● SHORT TASK
Every record here should be printed again exactly.

● SUPPLIED DATA
/---

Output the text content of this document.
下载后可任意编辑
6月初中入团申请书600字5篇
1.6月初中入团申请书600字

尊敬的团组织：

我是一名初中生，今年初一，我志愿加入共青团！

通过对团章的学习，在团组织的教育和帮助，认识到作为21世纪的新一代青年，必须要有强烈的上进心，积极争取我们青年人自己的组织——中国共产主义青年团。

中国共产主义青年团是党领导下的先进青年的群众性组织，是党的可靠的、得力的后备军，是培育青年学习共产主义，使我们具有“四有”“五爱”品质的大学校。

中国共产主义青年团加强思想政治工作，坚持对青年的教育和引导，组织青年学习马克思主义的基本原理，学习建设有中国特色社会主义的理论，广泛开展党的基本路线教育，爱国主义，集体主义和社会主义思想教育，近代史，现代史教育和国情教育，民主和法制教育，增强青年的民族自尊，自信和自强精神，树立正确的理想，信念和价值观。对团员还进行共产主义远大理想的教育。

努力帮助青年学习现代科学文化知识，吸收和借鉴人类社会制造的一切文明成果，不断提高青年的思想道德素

\---

● IN RESPONSE
Output the text content of this document.
下载后可任意编辑
6月初中入团申请书600字5篇
1.6月初中入团申请书600字

尊敬的团组织：

我是一名初中生，今年初一，我志愿加入共青团！

通过对团章的学习，在团组织的教育和帮助，认识到作为21世纪的新一代青年，必须要有强烈的上进心，积极争取我们青年人自己的组织——中国共产主义青年团。

中国共产主义青年团是党领导下的先进青年的群众性组织，是党的可靠的、得力的后备军，是培育青年学习共产主义，使我们具有“四有”“五爱”品质的大学校。

中国共产主义青年团加强思想政治工作，坚持对青年的教育和引导，组织青年学习马克思主义的基本原理，学习建设有中国特色社会主义的理论，广泛开展党的基本路线教育，爱国主义，集体主义和社会主义思想教育，近代史，现代史教育和国情教育，民主和法制教育，增强青年的民族自尊，自信和自强精神，树立正确的理想，信念和价值观。对团员还进行共产主义远大理想的教育。

努力帮助青年学习现代科学文化知识，吸收和借鉴人类社会制造的一切文明成果，不断提高青年的思想道德素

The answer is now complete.